SUPPLIED RECORDS —
-- START --

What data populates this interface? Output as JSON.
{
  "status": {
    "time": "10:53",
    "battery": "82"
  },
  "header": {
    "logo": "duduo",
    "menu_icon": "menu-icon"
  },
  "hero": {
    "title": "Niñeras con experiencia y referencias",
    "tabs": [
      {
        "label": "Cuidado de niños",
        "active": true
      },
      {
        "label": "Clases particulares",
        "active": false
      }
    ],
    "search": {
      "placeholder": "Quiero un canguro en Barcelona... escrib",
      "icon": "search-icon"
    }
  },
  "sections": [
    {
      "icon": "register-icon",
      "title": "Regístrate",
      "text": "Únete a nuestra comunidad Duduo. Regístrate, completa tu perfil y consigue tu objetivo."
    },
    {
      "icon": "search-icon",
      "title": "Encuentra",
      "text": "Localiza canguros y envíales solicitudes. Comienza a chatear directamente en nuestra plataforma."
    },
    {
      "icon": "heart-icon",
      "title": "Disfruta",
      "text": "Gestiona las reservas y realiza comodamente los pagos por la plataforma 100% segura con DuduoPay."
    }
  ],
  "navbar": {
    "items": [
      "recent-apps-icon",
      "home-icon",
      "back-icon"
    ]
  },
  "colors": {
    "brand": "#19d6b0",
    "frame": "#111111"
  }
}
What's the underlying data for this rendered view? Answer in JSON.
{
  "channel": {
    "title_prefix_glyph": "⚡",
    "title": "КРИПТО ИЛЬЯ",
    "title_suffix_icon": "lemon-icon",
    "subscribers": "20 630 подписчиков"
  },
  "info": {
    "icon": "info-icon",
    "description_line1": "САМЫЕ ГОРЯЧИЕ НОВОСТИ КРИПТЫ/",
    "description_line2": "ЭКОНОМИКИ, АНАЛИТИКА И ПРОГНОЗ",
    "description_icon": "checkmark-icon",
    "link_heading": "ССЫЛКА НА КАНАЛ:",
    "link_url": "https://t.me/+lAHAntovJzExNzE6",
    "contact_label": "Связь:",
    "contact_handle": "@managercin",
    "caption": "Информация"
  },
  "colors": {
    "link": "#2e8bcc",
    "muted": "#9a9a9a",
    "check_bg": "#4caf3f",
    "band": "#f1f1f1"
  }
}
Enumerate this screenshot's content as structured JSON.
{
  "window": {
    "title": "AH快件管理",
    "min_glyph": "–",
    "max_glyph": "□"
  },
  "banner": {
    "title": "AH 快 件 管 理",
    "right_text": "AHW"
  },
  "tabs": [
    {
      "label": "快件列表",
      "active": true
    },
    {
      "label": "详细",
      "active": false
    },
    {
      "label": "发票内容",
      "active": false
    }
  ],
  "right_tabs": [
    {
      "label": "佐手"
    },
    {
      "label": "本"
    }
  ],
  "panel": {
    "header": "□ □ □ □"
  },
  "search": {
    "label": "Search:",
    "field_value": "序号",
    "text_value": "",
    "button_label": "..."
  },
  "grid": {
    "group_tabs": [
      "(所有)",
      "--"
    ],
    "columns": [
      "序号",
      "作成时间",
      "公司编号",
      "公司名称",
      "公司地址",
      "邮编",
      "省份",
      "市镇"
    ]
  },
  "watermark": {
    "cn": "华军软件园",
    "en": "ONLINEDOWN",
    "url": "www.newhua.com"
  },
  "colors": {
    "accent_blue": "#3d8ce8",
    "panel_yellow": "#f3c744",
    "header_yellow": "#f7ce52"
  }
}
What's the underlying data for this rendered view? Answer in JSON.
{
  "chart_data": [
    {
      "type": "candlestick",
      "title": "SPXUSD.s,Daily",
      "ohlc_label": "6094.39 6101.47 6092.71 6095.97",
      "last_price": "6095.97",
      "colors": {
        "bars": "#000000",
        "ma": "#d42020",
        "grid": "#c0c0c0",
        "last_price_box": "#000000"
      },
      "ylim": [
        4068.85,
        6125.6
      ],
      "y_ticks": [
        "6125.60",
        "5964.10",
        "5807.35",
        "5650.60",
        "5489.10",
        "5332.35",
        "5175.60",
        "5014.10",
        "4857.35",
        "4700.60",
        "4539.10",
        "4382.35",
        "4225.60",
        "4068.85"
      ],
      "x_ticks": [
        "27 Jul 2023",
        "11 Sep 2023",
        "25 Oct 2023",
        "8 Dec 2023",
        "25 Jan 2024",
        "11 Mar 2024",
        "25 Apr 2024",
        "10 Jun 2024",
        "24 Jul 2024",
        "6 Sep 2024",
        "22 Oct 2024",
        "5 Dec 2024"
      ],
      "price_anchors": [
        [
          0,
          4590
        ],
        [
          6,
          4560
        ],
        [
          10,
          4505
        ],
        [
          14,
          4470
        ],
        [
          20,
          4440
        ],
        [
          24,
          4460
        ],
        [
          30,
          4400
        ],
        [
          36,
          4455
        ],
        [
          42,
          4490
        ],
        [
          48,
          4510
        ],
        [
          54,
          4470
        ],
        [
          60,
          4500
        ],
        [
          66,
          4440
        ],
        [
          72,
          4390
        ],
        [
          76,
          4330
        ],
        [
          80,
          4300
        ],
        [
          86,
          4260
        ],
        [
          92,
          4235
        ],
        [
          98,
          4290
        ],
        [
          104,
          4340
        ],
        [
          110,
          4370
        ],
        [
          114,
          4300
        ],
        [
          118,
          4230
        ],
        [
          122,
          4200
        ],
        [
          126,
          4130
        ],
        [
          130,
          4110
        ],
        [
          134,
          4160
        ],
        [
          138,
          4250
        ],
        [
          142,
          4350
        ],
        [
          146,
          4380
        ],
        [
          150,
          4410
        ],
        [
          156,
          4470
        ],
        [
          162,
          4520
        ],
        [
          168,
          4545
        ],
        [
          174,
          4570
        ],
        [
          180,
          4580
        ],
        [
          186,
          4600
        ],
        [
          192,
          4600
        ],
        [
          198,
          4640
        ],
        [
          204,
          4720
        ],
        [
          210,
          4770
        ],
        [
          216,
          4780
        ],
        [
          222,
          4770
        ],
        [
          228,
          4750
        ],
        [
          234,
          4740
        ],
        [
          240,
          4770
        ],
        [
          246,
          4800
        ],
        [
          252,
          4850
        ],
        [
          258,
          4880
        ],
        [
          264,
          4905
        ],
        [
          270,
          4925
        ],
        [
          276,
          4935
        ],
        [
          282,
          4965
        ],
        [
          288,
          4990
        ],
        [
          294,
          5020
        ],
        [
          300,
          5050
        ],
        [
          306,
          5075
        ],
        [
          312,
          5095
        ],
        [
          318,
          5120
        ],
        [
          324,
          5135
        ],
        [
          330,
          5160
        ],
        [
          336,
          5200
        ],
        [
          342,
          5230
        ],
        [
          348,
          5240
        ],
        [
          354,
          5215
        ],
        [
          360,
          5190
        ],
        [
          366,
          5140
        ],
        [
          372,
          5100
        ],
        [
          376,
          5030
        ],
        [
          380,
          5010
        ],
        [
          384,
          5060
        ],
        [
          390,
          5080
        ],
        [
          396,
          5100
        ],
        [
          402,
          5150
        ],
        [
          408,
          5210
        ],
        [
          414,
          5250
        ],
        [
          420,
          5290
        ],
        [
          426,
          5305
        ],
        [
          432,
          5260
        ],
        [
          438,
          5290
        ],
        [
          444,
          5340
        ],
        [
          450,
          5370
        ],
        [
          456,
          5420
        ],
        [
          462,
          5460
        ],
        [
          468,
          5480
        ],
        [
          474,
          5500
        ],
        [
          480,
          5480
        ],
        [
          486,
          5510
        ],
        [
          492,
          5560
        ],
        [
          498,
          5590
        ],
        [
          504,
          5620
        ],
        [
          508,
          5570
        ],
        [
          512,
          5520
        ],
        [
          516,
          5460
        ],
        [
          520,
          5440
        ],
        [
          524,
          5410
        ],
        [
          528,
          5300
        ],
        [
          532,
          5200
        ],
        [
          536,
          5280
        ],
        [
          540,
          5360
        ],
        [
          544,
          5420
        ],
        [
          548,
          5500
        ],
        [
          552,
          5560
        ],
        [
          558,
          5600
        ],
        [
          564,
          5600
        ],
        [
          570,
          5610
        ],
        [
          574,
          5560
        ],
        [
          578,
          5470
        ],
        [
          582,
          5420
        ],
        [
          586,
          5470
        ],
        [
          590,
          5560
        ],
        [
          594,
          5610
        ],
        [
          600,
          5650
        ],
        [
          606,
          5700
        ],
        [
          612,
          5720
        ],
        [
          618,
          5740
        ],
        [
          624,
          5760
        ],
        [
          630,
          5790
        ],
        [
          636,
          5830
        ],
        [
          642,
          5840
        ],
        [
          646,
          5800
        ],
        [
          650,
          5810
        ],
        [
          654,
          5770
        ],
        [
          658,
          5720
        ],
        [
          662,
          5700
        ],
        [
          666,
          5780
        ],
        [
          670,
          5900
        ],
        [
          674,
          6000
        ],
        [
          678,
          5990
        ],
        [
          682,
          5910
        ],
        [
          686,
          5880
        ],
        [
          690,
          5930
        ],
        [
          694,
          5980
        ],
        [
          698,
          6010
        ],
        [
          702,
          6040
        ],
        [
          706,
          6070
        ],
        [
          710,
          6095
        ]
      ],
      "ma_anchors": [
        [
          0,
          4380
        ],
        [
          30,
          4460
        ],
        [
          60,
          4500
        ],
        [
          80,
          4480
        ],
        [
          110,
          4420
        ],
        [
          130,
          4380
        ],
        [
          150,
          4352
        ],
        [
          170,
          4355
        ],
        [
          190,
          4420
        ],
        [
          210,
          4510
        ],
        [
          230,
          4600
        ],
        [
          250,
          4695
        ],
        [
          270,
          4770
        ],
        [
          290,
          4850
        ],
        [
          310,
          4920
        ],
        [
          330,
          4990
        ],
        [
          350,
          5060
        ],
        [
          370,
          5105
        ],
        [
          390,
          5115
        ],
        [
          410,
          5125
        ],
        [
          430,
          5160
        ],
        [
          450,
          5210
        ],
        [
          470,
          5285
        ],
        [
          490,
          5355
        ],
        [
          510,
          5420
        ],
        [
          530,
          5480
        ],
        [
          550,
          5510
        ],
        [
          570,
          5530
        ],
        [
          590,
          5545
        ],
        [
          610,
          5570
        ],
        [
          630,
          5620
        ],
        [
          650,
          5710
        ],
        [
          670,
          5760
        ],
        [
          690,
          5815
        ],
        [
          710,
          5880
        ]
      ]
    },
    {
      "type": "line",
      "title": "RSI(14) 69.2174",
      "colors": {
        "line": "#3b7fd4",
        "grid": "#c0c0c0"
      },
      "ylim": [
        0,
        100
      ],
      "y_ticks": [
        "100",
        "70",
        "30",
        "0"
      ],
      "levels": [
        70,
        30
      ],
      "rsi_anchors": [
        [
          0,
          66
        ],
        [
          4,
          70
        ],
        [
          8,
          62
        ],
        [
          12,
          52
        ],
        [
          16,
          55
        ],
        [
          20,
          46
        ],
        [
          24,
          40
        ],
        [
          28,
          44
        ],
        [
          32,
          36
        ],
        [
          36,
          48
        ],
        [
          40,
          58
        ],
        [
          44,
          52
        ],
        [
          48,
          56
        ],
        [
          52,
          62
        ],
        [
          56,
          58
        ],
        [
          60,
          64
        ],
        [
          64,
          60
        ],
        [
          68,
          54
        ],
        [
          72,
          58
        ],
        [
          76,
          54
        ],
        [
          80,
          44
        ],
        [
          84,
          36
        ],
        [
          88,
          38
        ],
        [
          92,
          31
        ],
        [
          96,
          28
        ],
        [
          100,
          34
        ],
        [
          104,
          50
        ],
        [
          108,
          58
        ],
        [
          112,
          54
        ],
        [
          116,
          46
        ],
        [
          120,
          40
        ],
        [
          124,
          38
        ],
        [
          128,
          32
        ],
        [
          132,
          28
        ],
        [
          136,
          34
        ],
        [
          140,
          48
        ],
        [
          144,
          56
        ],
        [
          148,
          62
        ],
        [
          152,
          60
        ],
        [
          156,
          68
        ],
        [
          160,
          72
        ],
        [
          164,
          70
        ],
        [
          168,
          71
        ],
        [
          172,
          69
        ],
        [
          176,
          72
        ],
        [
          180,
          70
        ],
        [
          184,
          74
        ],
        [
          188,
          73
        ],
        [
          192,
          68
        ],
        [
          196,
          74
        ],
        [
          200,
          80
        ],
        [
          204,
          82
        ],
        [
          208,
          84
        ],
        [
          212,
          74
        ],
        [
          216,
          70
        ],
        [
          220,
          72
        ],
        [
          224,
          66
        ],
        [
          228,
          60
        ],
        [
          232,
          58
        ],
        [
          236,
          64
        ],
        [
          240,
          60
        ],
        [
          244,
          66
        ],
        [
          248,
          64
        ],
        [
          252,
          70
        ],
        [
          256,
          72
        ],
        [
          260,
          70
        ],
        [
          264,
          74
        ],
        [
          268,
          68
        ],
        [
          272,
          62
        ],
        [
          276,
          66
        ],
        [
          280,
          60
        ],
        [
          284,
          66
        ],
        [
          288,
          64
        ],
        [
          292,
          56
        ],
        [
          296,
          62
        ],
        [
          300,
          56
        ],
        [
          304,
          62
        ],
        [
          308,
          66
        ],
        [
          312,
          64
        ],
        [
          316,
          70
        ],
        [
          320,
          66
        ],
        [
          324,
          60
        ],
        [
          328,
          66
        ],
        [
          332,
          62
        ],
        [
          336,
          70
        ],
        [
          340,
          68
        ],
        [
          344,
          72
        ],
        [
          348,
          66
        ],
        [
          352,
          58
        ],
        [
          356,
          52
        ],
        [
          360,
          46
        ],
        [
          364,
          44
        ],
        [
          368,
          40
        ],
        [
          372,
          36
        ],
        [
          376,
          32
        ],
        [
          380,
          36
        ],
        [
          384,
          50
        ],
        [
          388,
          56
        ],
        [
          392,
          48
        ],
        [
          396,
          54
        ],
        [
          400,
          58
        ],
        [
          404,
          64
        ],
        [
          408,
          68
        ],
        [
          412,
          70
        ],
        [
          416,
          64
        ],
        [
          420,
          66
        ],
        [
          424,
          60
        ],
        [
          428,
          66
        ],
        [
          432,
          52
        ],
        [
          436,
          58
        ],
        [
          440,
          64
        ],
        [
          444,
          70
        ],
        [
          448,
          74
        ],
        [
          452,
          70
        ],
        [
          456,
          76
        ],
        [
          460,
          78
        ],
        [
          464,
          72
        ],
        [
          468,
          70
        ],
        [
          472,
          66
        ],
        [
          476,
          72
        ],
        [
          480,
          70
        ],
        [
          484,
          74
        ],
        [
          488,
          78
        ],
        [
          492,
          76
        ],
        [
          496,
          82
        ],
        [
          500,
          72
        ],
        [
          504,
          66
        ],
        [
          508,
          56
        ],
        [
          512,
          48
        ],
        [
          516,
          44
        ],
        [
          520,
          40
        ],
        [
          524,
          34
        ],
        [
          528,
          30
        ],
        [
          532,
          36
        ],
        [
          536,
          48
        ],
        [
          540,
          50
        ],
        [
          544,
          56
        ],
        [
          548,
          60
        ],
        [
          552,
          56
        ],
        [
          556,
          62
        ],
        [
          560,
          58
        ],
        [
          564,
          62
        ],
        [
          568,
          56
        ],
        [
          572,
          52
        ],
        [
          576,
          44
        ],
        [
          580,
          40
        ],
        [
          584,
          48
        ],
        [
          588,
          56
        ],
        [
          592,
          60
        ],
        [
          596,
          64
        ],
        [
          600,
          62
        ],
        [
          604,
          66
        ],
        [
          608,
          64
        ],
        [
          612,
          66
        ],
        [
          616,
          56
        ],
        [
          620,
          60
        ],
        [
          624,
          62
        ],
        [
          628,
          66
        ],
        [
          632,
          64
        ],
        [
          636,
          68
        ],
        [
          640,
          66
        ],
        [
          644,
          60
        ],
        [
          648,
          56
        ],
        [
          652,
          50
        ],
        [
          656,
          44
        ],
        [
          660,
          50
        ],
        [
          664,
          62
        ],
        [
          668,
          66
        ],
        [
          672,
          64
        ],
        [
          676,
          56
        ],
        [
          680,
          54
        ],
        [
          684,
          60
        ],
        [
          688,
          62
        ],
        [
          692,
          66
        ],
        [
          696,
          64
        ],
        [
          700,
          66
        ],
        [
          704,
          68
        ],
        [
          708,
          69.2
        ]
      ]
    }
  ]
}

-- END --

AIM — Filter for "active". Return all lines that hold it.

FINAL ANSWER —
        "active": true
        "active": false
      "active": true
      "active": false
      "active": false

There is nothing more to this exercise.